• **THE REQUEST**: Omit all images. Write out the rest of the material exactly.

• **DATA SECTION**:
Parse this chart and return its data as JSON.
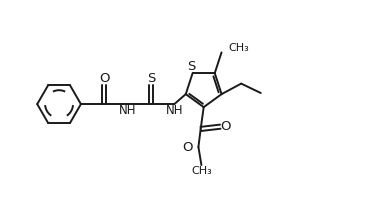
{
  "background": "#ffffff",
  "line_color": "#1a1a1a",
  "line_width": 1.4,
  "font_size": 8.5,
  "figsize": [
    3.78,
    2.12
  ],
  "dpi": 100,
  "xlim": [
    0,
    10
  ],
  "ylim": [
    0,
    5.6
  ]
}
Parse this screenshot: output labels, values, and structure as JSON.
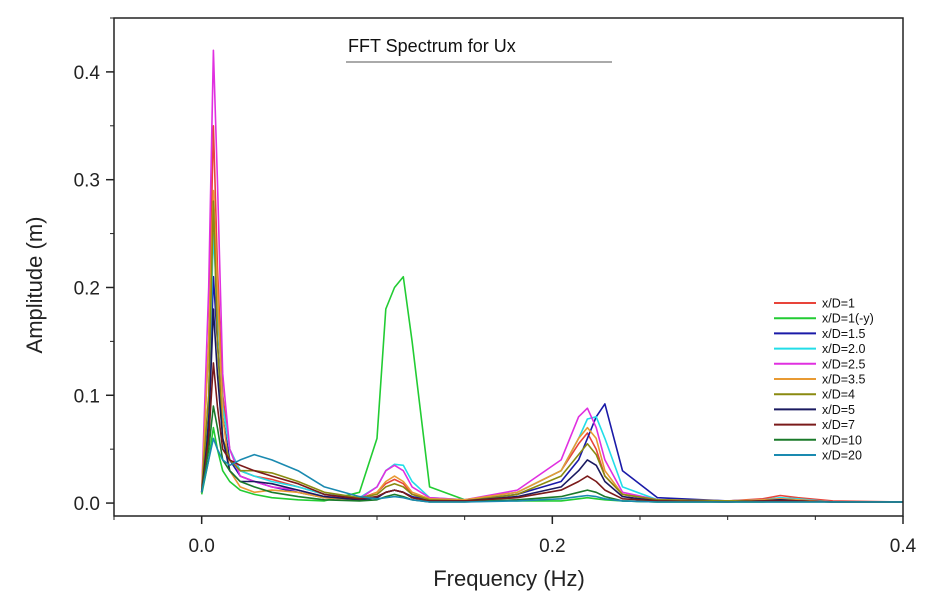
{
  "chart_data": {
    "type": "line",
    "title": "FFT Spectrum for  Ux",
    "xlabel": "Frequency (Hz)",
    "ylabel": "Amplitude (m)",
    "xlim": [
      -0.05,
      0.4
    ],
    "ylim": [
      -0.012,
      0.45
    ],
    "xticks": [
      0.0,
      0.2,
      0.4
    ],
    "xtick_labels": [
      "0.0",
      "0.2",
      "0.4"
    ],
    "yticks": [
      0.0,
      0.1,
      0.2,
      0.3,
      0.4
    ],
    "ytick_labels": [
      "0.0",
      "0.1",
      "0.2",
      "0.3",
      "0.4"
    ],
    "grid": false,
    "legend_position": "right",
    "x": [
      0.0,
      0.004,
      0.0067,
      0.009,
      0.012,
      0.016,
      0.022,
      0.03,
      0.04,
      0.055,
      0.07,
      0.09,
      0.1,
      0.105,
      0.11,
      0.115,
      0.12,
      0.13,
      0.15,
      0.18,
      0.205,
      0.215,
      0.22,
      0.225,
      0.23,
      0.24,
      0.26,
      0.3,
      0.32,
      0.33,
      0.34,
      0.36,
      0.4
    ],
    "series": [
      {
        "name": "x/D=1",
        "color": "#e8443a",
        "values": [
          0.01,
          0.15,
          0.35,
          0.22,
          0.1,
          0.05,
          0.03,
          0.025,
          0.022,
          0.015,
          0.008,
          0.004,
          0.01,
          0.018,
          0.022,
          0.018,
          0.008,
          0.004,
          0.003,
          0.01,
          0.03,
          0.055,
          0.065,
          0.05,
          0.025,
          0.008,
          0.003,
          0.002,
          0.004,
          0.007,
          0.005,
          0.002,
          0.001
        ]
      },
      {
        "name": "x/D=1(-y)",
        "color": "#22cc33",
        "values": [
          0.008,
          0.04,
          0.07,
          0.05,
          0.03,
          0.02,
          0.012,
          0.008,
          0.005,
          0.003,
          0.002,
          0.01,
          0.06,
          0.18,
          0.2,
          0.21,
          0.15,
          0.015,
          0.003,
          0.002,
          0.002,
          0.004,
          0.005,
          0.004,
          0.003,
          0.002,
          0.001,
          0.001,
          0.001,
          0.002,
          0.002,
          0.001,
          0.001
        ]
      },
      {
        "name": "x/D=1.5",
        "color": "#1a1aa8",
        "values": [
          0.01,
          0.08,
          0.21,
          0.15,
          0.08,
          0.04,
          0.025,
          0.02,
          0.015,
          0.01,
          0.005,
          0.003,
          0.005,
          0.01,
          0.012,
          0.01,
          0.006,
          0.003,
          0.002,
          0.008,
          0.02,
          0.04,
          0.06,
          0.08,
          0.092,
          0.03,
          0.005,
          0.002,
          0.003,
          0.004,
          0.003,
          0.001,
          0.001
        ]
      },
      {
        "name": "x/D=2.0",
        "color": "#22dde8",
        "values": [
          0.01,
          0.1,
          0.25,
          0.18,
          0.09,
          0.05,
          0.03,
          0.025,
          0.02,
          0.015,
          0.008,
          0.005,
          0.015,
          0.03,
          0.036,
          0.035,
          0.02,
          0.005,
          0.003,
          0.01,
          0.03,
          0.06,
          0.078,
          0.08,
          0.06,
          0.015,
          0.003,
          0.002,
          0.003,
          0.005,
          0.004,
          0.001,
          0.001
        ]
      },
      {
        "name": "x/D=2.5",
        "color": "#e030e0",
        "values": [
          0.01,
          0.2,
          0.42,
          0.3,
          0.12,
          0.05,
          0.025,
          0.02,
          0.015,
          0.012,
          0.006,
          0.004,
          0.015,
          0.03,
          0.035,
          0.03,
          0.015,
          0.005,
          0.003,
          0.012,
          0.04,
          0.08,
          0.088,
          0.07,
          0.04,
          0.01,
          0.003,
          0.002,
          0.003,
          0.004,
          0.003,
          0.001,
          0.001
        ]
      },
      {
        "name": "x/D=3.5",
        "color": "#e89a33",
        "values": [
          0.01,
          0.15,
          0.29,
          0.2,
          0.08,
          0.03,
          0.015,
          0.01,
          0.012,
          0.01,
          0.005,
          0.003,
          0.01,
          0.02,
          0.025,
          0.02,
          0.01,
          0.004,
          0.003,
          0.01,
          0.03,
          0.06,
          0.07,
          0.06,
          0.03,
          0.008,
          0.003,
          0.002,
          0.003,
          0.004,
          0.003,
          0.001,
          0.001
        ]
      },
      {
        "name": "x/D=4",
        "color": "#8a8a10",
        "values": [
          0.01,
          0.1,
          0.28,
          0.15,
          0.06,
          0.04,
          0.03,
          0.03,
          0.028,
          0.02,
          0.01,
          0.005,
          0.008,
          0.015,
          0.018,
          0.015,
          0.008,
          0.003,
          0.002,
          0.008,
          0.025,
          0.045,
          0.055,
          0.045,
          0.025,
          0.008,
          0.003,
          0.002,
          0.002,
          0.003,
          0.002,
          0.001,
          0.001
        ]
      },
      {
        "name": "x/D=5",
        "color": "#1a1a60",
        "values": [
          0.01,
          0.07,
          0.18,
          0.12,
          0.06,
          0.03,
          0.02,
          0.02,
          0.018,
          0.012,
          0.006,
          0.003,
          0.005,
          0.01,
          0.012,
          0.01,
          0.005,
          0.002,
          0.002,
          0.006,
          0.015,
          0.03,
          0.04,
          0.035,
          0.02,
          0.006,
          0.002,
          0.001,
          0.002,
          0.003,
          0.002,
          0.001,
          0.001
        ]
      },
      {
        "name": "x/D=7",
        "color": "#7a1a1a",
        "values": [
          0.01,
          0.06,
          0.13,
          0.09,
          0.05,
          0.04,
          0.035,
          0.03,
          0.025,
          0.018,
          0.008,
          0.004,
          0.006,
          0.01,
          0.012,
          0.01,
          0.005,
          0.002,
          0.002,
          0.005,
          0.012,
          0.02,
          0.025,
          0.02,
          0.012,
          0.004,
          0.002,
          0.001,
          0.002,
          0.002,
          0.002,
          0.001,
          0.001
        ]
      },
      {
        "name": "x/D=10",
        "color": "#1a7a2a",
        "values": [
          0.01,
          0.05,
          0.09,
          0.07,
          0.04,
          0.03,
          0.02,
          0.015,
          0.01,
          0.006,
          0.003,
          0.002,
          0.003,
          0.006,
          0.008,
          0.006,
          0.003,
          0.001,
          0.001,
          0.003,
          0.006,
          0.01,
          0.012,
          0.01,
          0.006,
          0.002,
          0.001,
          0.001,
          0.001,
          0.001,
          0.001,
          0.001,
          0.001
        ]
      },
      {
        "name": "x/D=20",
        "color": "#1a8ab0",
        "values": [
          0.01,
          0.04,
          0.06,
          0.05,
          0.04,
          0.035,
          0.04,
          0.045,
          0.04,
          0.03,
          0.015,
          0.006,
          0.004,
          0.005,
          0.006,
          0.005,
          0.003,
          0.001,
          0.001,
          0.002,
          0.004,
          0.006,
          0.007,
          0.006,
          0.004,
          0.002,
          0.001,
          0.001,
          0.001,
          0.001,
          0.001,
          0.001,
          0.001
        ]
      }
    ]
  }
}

• **OUTPUT**:
Parse this chart and return its data as JSON.
{
  "background": "#ffffff",
  "line_color": "#1a1a1a",
  "line_width": 1.4,
  "font_size": 8.5,
  "figsize": [
    3.78,
    2.12
  ],
  "dpi": 100,
  "xlim": [
    0,
    10
  ],
  "ylim": [
    0,
    5.6
  ]
}
Parse this screenshot: output labels, values, and structure as JSON.
{
  "chart_data": {
    "type": "line",
    "title": "FFT Spectrum for  Ux",
    "xlabel": "Frequency (Hz)",
    "ylabel": "Amplitude (m)",
    "xlim": [
      -0.05,
      0.4
    ],
    "ylim": [
      -0.012,
      0.45
    ],
    "xticks": [
      0.0,
      0.2,
      0.4
    ],
    "xtick_labels": [
      "0.0",
      "0.2",
      "0.4"
    ],
    "yticks": [
      0.0,
      0.1,
      0.2,
      0.3,
      0.4
    ],
    "ytick_labels": [
      "0.0",
      "0.1",
      "0.2",
      "0.3",
      "0.4"
    ],
    "grid": false,
    "legend_position": "right",
    "x": [
      0.0,
      0.004,
      0.0067,
      0.009,
      0.012,
      0.016,
      0.022,
      0.03,
      0.04,
      0.055,
      0.07,
      0.09,
      0.1,
      0.105,
      0.11,
      0.115,
      0.12,
      0.13,
      0.15,
      0.18,
      0.205,
      0.215,
      0.22,
      0.225,
      0.23,
      0.24,
      0.26,
      0.3,
      0.32,
      0.33,
      0.34,
      0.36,
      0.4
    ],
    "series": [
      {
        "name": "x/D=1",
        "color": "#e8443a",
        "values": [
          0.01,
          0.15,
          0.35,
          0.22,
          0.1,
          0.05,
          0.03,
          0.025,
          0.022,
          0.015,
          0.008,
          0.004,
          0.01,
          0.018,
          0.022,
          0.018,
          0.008,
          0.004,
          0.003,
          0.01,
          0.03,
          0.055,
          0.065,
          0.05,
          0.025,
          0.008,
          0.003,
          0.002,
          0.004,
          0.007,
          0.005,
          0.002,
          0.001
        ]
      },
      {
        "name": "x/D=1(-y)",
        "color": "#22cc33",
        "values": [
          0.008,
          0.04,
          0.07,
          0.05,
          0.03,
          0.02,
          0.012,
          0.008,
          0.005,
          0.003,
          0.002,
          0.01,
          0.06,
          0.18,
          0.2,
          0.21,
          0.15,
          0.015,
          0.003,
          0.002,
          0.002,
          0.004,
          0.005,
          0.004,
          0.003,
          0.002,
          0.001,
          0.001,
          0.001,
          0.002,
          0.002,
          0.001,
          0.001
        ]
      },
      {
        "name": "x/D=1.5",
        "color": "#1a1aa8",
        "values": [
          0.01,
          0.08,
          0.21,
          0.15,
          0.08,
          0.04,
          0.025,
          0.02,
          0.015,
          0.01,
          0.005,
          0.003,
          0.005,
          0.01,
          0.012,
          0.01,
          0.006,
          0.003,
          0.002,
          0.008,
          0.02,
          0.04,
          0.06,
          0.08,
          0.092,
          0.03,
          0.005,
          0.002,
          0.003,
          0.004,
          0.003,
          0.001,
          0.001
        ]
      },
      {
        "name": "x/D=2.0",
        "color": "#22dde8",
        "values": [
          0.01,
          0.1,
          0.25,
          0.18,
          0.09,
          0.05,
          0.03,
          0.025,
          0.02,
          0.015,
          0.008,
          0.005,
          0.015,
          0.03,
          0.036,
          0.035,
          0.02,
          0.005,
          0.003,
          0.01,
          0.03,
          0.06,
          0.078,
          0.08,
          0.06,
          0.015,
          0.003,
          0.002,
          0.003,
          0.005,
          0.004,
          0.001,
          0.001
        ]
      },
      {
        "name": "x/D=2.5",
        "color": "#e030e0",
        "values": [
          0.01,
          0.2,
          0.42,
          0.3,
          0.12,
          0.05,
          0.025,
          0.02,
          0.015,
          0.012,
          0.006,
          0.004,
          0.015,
          0.03,
          0.035,
          0.03,
          0.015,
          0.005,
          0.003,
          0.012,
          0.04,
          0.08,
          0.088,
          0.07,
          0.04,
          0.01,
          0.003,
          0.002,
          0.003,
          0.004,
          0.003,
          0.001,
          0.001
        ]
      },
      {
        "name": "x/D=3.5",
        "color": "#e89a33",
        "values": [
          0.01,
          0.15,
          0.29,
          0.2,
          0.08,
          0.03,
          0.015,
          0.01,
          0.012,
          0.01,
          0.005,
          0.003,
          0.01,
          0.02,
          0.025,
          0.02,
          0.01,
          0.004,
          0.003,
          0.01,
          0.03,
          0.06,
          0.07,
          0.06,
          0.03,
          0.008,
          0.003,
          0.002,
          0.003,
          0.004,
          0.003,
          0.001,
          0.001
        ]
      },
      {
        "name": "x/D=4",
        "color": "#8a8a10",
        "values": [
          0.01,
          0.1,
          0.28,
          0.15,
          0.06,
          0.04,
          0.03,
          0.03,
          0.028,
          0.02,
          0.01,
          0.005,
          0.008,
          0.015,
          0.018,
          0.015,
          0.008,
          0.003,
          0.002,
          0.008,
          0.025,
          0.045,
          0.055,
          0.045,
          0.025,
          0.008,
          0.003,
          0.002,
          0.002,
          0.003,
          0.002,
          0.001,
          0.001
        ]
      },
      {
        "name": "x/D=5",
        "color": "#1a1a60",
        "values": [
          0.01,
          0.07,
          0.18,
          0.12,
          0.06,
          0.03,
          0.02,
          0.02,
          0.018,
          0.012,
          0.006,
          0.003,
          0.005,
          0.01,
          0.012,
          0.01,
          0.005,
          0.002,
          0.002,
          0.006,
          0.015,
          0.03,
          0.04,
          0.035,
          0.02,
          0.006,
          0.002,
          0.001,
          0.002,
          0.003,
          0.002,
          0.001,
          0.001
        ]
      },
      {
        "name": "x/D=7",
        "color": "#7a1a1a",
        "values": [
          0.01,
          0.06,
          0.13,
          0.09,
          0.05,
          0.04,
          0.035,
          0.03,
          0.025,
          0.018,
          0.008,
          0.004,
          0.006,
          0.01,
          0.012,
          0.01,
          0.005,
          0.002,
          0.002,
          0.005,
          0.012,
          0.02,
          0.025,
          0.02,
          0.012,
          0.004,
          0.002,
          0.001,
          0.002,
          0.002,
          0.002,
          0.001,
          0.001
        ]
      },
      {
        "name": "x/D=10",
        "color": "#1a7a2a",
        "values": [
          0.01,
          0.05,
          0.09,
          0.07,
          0.04,
          0.03,
          0.02,
          0.015,
          0.01,
          0.006,
          0.003,
          0.002,
          0.003,
          0.006,
          0.008,
          0.006,
          0.003,
          0.001,
          0.001,
          0.003,
          0.006,
          0.01,
          0.012,
          0.01,
          0.006,
          0.002,
          0.001,
          0.001,
          0.001,
          0.001,
          0.001,
          0.001,
          0.001
        ]
      },
      {
        "name": "x/D=20",
        "color": "#1a8ab0",
        "values": [
          0.01,
          0.04,
          0.06,
          0.05,
          0.04,
          0.035,
          0.04,
          0.045,
          0.04,
          0.03,
          0.015,
          0.006,
          0.004,
          0.005,
          0.006,
          0.005,
          0.003,
          0.001,
          0.001,
          0.002,
          0.004,
          0.006,
          0.007,
          0.006,
          0.004,
          0.002,
          0.001,
          0.001,
          0.001,
          0.001,
          0.001,
          0.001,
          0.001
        ]
      }
    ]
  }
}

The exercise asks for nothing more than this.